start AVAILABLE DATA

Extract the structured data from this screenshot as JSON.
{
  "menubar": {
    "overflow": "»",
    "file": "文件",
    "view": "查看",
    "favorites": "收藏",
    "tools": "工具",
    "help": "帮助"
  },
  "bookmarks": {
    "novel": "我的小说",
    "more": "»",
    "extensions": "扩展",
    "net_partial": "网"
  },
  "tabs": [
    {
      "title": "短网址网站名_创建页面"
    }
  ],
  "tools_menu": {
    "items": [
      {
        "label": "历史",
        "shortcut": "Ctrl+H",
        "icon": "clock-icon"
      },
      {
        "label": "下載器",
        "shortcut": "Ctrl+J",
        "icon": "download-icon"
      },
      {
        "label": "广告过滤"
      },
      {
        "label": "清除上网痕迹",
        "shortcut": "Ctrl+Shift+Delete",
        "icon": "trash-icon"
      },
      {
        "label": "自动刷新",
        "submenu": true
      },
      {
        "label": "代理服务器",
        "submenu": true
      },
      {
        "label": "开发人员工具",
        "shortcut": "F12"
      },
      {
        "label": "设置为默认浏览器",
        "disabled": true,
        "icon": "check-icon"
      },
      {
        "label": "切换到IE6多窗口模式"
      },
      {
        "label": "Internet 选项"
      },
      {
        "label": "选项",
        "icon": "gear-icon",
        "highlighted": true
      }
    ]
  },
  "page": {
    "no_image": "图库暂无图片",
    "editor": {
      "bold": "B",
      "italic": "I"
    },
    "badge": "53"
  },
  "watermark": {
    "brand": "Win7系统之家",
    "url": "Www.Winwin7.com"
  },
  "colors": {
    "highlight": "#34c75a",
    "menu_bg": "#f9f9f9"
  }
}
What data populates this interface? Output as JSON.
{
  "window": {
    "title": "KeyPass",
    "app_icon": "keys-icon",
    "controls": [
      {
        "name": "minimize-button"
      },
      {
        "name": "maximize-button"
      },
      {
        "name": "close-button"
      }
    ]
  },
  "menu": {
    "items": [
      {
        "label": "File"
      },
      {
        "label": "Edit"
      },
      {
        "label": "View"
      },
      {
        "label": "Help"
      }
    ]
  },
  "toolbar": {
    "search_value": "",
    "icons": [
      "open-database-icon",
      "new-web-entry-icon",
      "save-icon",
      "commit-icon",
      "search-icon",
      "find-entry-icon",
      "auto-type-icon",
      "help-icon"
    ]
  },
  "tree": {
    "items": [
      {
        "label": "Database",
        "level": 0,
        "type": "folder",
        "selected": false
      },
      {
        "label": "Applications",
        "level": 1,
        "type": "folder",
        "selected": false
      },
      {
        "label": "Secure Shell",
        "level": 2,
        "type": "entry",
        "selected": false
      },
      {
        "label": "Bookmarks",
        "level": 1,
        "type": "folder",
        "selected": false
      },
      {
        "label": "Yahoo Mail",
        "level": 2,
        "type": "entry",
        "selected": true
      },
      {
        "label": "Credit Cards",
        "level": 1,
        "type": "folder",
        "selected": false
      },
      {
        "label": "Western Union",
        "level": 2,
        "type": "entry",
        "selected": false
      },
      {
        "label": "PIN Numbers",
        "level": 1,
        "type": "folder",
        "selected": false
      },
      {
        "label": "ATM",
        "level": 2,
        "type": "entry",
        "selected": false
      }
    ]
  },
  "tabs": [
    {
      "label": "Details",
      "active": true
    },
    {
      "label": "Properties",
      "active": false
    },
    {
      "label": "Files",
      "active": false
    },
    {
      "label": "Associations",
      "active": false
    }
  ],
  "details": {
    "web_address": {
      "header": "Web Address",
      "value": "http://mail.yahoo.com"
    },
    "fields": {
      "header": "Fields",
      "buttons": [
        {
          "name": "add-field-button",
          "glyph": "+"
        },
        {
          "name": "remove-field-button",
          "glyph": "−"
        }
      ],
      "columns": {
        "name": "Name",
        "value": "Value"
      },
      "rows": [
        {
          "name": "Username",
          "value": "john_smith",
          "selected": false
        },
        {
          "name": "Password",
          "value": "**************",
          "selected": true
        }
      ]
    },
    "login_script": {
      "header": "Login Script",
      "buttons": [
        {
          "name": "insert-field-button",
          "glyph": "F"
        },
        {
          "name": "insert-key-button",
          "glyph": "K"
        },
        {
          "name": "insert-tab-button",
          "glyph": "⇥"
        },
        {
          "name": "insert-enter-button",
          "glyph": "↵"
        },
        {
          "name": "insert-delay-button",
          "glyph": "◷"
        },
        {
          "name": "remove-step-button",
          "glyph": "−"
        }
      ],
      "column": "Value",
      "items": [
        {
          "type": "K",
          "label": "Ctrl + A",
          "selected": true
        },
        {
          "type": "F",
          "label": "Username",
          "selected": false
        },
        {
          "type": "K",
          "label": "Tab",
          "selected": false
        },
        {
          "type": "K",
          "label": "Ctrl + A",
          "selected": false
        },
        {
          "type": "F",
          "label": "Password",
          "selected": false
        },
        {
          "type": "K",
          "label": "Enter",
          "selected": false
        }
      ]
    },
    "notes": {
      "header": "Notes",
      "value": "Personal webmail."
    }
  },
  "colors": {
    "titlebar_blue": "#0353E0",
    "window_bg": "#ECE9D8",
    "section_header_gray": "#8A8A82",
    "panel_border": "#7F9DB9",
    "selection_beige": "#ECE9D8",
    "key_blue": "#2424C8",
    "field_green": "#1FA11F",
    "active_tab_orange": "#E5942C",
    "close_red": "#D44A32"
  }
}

end AVAILABLE DATA

STATED EXERCISE -
Output all of the material exactly as written.

CORRECT RESULT -
Extract the structured data from this screenshot as JSON.
{
  "menubar": {
    "overflow": "»",
    "file": "文件",
    "view": "查看",
    "favorites": "收藏",
    "tools": "工具",
    "help": "帮助"
  },
  "bookmarks": {
    "novel": "我的小说",
    "more": "»",
    "extensions": "扩展",
    "net_partial": "网"
  },
  "tabs": [
    {
      "title": "短网址网站名_创建页面"
    }
  ],
  "tools_menu": {
    "items": [
      {
        "label": "历史",
        "shortcut": "Ctrl+H",
        "icon": "clock-icon"
      },
      {
        "label": "下載器",
        "shortcut": "Ctrl+J",
        "icon": "download-icon"
      },
      {
        "label": "广告过滤"
      },
      {
        "label": "清除上网痕迹",
        "shortcut": "Ctrl+Shift+Delete",
        "icon": "trash-icon"
      },
      {
        "label": "自动刷新",
        "submenu": true
      },
      {
        "label": "代理服务器",
        "submenu": true
      },
      {
        "label": "开发人员工具",
        "shortcut": "F12"
      },
      {
        "label": "设置为默认浏览器",
        "disabled": true,
        "icon": "check-icon"
      },
      {
        "label": "切换到IE6多窗口模式"
      },
      {
        "label": "Internet 选项"
      },
      {
        "label": "选项",
        "icon": "gear-icon",
        "highlighted": true
      }
    ]
  },
  "page": {
    "no_image": "图库暂无图片",
    "editor": {
      "bold": "B",
      "italic": "I"
    },
    "badge": "53"
  },
  "watermark": {
    "brand": "Win7系统之家",
    "url": "Www.Winwin7.com"
  },
  "colors": {
    "highlight": "#34c75a",
    "menu_bg": "#f9f9f9"
  }
}
What data populates this interface? Output as JSON.
{
  "window": {
    "title": "KeyPass",
    "app_icon": "keys-icon",
    "controls": [
      {
        "name": "minimize-button"
      },
      {
        "name": "maximize-button"
      },
      {
        "name": "close-button"
      }
    ]
  },
  "menu": {
    "items": [
      {
        "label": "File"
      },
      {
        "label": "Edit"
      },
      {
        "label": "View"
      },
      {
        "label": "Help"
      }
    ]
  },
  "toolbar": {
    "search_value": "",
    "icons": [
      "open-database-icon",
      "new-web-entry-icon",
      "save-icon",
      "commit-icon",
      "search-icon",
      "find-entry-icon",
      "auto-type-icon",
      "help-icon"
    ]
  },
  "tree": {
    "items": [
      {
        "label": "Database",
        "level": 0,
        "type": "folder",
        "selected": false
      },
      {
        "label": "Applications",
        "level": 1,
        "type": "folder",
        "selected": false
      },
      {
        "label": "Secure Shell",
        "level": 2,
        "type": "entry",
        "selected": false
      },
      {
        "label": "Bookmarks",
        "level": 1,
        "type": "folder",
        "selected": false
      },
      {
        "label": "Yahoo Mail",
        "level": 2,
        "type": "entry",
        "selected": true
      },
      {
        "label": "Credit Cards",
        "level": 1,
        "type": "folder",
        "selected": false
      },
      {
        "label": "Western Union",
        "level": 2,
        "type": "entry",
        "selected": false
      },
      {
        "label": "PIN Numbers",
        "level": 1,
        "type": "folder",
        "selected": false
      },
      {
        "label": "ATM",
        "level": 2,
        "type": "entry",
        "selected": false
      }
    ]
  },
  "tabs": [
    {
      "label": "Details",
      "active": true
    },
    {
      "label": "Properties",
      "active": false
    },
    {
      "label": "Files",
      "active": false
    },
    {
      "label": "Associations",
      "active": false
    }
  ],
  "details": {
    "web_address": {
      "header": "Web Address",
      "value": "http://mail.yahoo.com"
    },
    "fields": {
      "header": "Fields",
      "buttons": [
        {
          "name": "add-field-button",
          "glyph": "+"
        },
        {
          "name": "remove-field-button",
          "glyph": "−"
        }
      ],
      "columns": {
        "name": "Name",
        "value": "Value"
      },
      "rows": [
        {
          "name": "Username",
          "value": "john_smith",
          "selected": false
        },
        {
          "name": "Password",
          "value": "**************",
          "selected": true
        }
      ]
    },
    "login_script": {
      "header": "Login Script",
      "buttons": [
        {
          "name": "insert-field-button",
          "glyph": "F"
        },
        {
          "name": "insert-key-button",
          "glyph": "K"
        },
        {
          "name": "insert-tab-button",
          "glyph": "⇥"
        },
        {
          "name": "insert-enter-button",
          "glyph": "↵"
        },
        {
          "name": "insert-delay-button",
          "glyph": "◷"
        },
        {
          "name": "remove-step-button",
          "glyph": "−"
        }
      ],
      "column": "Value",
      "items": [
        {
          "type": "K",
          "label": "Ctrl + A",
          "selected": true
        },
        {
          "type": "F",
          "label": "Username",
          "selected": false
        },
        {
          "type": "K",
          "label": "Tab",
          "selected": false
        },
        {
          "type": "K",
          "label": "Ctrl + A",
          "selected": false
        },
        {
          "type": "F",
          "label": "Password",
          "selected": false
        },
        {
          "type": "K",
          "label": "Enter",
          "selected": false
        }
      ]
    },
    "notes": {
      "header": "Notes",
      "value": "Personal webmail."
    }
  },
  "colors": {
    "titlebar_blue": "#0353E0",
    "window_bg": "#ECE9D8",
    "section_header_gray": "#8A8A82",
    "panel_border": "#7F9DB9",
    "selection_beige": "#ECE9D8",
    "key_blue": "#2424C8",
    "field_green": "#1FA11F",
    "active_tab_orange": "#E5942C",
    "close_red": "#D44A32"
  }
}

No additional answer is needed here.